━━ Material provided ━━

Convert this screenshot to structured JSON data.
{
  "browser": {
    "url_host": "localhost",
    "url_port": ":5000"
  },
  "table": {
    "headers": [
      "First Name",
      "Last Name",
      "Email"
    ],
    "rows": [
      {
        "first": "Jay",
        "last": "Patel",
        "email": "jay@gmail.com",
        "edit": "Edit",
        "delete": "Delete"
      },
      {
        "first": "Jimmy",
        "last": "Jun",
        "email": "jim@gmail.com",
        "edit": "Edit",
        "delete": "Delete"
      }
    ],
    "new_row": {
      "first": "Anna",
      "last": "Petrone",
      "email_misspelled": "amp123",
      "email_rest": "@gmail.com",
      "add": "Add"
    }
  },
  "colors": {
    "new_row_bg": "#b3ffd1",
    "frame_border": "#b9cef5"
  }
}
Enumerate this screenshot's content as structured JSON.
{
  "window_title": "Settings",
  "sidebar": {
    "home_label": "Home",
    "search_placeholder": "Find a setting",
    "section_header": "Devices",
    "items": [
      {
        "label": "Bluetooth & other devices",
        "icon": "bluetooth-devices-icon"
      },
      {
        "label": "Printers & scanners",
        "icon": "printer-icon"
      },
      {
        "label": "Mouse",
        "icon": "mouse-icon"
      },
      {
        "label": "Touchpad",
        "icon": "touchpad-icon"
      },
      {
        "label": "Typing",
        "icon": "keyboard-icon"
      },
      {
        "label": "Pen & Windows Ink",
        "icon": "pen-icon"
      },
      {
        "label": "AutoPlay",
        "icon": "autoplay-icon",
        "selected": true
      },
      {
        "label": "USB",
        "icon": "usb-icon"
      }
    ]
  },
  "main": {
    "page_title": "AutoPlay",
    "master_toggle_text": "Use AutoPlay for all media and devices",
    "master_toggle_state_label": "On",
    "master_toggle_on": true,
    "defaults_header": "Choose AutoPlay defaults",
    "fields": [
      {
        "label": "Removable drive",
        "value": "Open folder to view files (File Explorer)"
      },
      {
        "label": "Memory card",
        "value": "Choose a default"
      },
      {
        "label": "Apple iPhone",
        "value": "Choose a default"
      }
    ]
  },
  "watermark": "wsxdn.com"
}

━━━

### Exercise aim
Set all of the records down again, exactly as they stand.

### Complete answer
Convert this screenshot to structured JSON data.
{
  "browser": {
    "url_host": "localhost",
    "url_port": ":5000"
  },
  "table": {
    "headers": [
      "First Name",
      "Last Name",
      "Email"
    ],
    "rows": [
      {
        "first": "Jay",
        "last": "Patel",
        "email": "jay@gmail.com",
        "edit": "Edit",
        "delete": "Delete"
      },
      {
        "first": "Jimmy",
        "last": "Jun",
        "email": "jim@gmail.com",
        "edit": "Edit",
        "delete": "Delete"
      }
    ],
    "new_row": {
      "first": "Anna",
      "last": "Petrone",
      "email_misspelled": "amp123",
      "email_rest": "@gmail.com",
      "add": "Add"
    }
  },
  "colors": {
    "new_row_bg": "#b3ffd1",
    "frame_border": "#b9cef5"
  }
}
Enumerate this screenshot's content as structured JSON.
{
  "window_title": "Settings",
  "sidebar": {
    "home_label": "Home",
    "search_placeholder": "Find a setting",
    "section_header": "Devices",
    "items": [
      {
        "label": "Bluetooth & other devices",
        "icon": "bluetooth-devices-icon"
      },
      {
        "label": "Printers & scanners",
        "icon": "printer-icon"
      },
      {
        "label": "Mouse",
        "icon": "mouse-icon"
      },
      {
        "label": "Touchpad",
        "icon": "touchpad-icon"
      },
      {
        "label": "Typing",
        "icon": "keyboard-icon"
      },
      {
        "label": "Pen & Windows Ink",
        "icon": "pen-icon"
      },
      {
        "label": "AutoPlay",
        "icon": "autoplay-icon",
        "selected": true
      },
      {
        "label": "USB",
        "icon": "usb-icon"
      }
    ]
  },
  "main": {
    "page_title": "AutoPlay",
    "master_toggle_text": "Use AutoPlay for all media and devices",
    "master_toggle_state_label": "On",
    "master_toggle_on": true,
    "defaults_header": "Choose AutoPlay defaults",
    "fields": [
      {
        "label": "Removable drive",
        "value": "Open folder to view files (File Explorer)"
      },
      {
        "label": "Memory card",
        "value": "Choose a default"
      },
      {
        "label": "Apple iPhone",
        "value": "Choose a default"
      }
    ]
  },
  "watermark": "wsxdn.com"
}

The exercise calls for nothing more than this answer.